What follows is a block of records; reproduce all of it verbatim.

━━━━━ Supplied material ━━━━━

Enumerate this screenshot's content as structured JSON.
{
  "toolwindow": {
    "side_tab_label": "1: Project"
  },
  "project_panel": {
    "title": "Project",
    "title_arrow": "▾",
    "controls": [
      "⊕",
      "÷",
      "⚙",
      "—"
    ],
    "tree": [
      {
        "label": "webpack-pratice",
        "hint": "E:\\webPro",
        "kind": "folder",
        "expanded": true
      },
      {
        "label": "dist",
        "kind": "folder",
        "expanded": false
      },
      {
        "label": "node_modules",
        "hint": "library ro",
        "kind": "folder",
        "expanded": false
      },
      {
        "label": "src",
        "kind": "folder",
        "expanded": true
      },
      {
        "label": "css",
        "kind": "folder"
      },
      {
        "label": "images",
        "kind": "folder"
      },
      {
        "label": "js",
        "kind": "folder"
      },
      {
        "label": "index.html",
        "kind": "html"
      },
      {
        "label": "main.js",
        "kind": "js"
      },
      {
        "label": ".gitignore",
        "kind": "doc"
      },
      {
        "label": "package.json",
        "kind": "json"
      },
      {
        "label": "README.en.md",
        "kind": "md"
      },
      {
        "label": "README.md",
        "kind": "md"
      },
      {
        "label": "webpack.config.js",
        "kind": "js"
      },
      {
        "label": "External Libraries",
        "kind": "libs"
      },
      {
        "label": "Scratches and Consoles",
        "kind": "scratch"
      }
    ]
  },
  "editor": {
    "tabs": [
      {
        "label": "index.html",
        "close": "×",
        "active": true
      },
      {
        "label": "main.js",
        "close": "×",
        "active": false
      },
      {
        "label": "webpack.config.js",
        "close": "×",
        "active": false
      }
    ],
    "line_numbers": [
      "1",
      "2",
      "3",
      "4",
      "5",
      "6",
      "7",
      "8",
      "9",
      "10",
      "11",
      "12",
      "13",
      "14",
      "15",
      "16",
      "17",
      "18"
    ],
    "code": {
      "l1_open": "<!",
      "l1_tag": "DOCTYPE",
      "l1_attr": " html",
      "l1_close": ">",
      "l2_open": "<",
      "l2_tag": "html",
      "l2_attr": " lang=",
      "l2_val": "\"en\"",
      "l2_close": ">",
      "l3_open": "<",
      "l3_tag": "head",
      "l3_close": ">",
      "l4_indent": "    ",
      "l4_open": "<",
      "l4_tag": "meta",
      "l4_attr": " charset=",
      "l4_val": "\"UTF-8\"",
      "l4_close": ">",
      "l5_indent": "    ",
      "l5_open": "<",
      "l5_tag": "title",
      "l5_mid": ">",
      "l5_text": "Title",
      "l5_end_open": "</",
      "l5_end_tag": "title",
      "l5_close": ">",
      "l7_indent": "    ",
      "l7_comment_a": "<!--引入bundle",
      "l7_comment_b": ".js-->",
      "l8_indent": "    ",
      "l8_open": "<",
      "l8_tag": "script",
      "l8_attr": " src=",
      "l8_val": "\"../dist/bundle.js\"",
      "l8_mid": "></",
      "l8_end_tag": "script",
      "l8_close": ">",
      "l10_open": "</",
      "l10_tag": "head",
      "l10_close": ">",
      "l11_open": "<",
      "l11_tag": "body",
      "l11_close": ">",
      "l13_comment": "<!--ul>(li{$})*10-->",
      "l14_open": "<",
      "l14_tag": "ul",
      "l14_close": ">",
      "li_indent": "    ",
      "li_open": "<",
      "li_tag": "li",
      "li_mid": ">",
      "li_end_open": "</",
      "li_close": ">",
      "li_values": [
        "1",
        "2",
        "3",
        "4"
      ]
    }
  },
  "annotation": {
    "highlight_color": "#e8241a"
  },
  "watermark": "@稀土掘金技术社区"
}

━━━━━

Written reply →
Enumerate this screenshot's content as structured JSON.
{
  "toolwindow": {
    "side_tab_label": "1: Project"
  },
  "project_panel": {
    "title": "Project",
    "title_arrow": "▾",
    "controls": [
      "⊕",
      "÷",
      "⚙",
      "—"
    ],
    "tree": [
      {
        "label": "webpack-pratice",
        "hint": "E:\\webPro",
        "kind": "folder",
        "expanded": true
      },
      {
        "label": "dist",
        "kind": "folder",
        "expanded": false
      },
      {
        "label": "node_modules",
        "hint": "library ro",
        "kind": "folder",
        "expanded": false
      },
      {
        "label": "src",
        "kind": "folder",
        "expanded": true
      },
      {
        "label": "css",
        "kind": "folder"
      },
      {
        "label": "images",
        "kind": "folder"
      },
      {
        "label": "js",
        "kind": "folder"
      },
      {
        "label": "index.html",
        "kind": "html"
      },
      {
        "label": "main.js",
        "kind": "js"
      },
      {
        "label": ".gitignore",
        "kind": "doc"
      },
      {
        "label": "package.json",
        "kind": "json"
      },
      {
        "label": "README.en.md",
        "kind": "md"
      },
      {
        "label": "README.md",
        "kind": "md"
      },
      {
        "label": "webpack.config.js",
        "kind": "js"
      },
      {
        "label": "External Libraries",
        "kind": "libs"
      },
      {
        "label": "Scratches and Consoles",
        "kind": "scratch"
      }
    ]
  },
  "editor": {
    "tabs": [
      {
        "label": "index.html",
        "close": "×",
        "active": true
      },
      {
        "label": "main.js",
        "close": "×",
        "active": false
      },
      {
        "label": "webpack.config.js",
        "close": "×",
        "active": false
      }
    ],
    "line_numbers": [
      "1",
      "2",
      "3",
      "4",
      "5",
      "6",
      "7",
      "8",
      "9",
      "10",
      "11",
      "12",
      "13",
      "14",
      "15",
      "16",
      "17",
      "18"
    ],
    "code": {
      "l1_open": "<!",
      "l1_tag": "DOCTYPE",
      "l1_attr": " html",
      "l1_close": ">",
      "l2_open": "<",
      "l2_tag": "html",
      "l2_attr": " lang=",
      "l2_val": "\"en\"",
      "l2_close": ">",
      "l3_open": "<",
      "l3_tag": "head",
      "l3_close": ">",
      "l4_indent": "    ",
      "l4_open": "<",
      "l4_tag": "meta",
      "l4_attr": " charset=",
      "l4_val": "\"UTF-8\"",
      "l4_close": ">",
      "l5_indent": "    ",
      "l5_open": "<",
      "l5_tag": "title",
      "l5_mid": ">",
      "l5_text": "Title",
      "l5_end_open": "</",
      "l5_end_tag": "title",
      "l5_close": ">",
      "l7_indent": "    ",
      "l7_comment_a": "<!--引入bundle",
      "l7_comment_b": ".js-->",
      "l8_indent": "    ",
      "l8_open": "<",
      "l8_tag": "script",
      "l8_attr": " src=",
      "l8_val": "\"../dist/bundle.js\"",
      "l8_mid": "></",
      "l8_end_tag": "script",
      "l8_close": ">",
      "l10_open": "</",
      "l10_tag": "head",
      "l10_close": ">",
      "l11_open": "<",
      "l11_tag": "body",
      "l11_close": ">",
      "l13_comment": "<!--ul>(li{$})*10-->",
      "l14_open": "<",
      "l14_tag": "ul",
      "l14_close": ">",
      "li_indent": "    ",
      "li_open": "<",
      "li_tag": "li",
      "li_mid": ">",
      "li_end_open": "</",
      "li_close": ">",
      "li_values": [
        "1",
        "2",
        "3",
        "4"
      ]
    }
  },
  "annotation": {
    "highlight_color": "#e8241a"
  },
  "watermark": "@稀土掘金技术社区"
}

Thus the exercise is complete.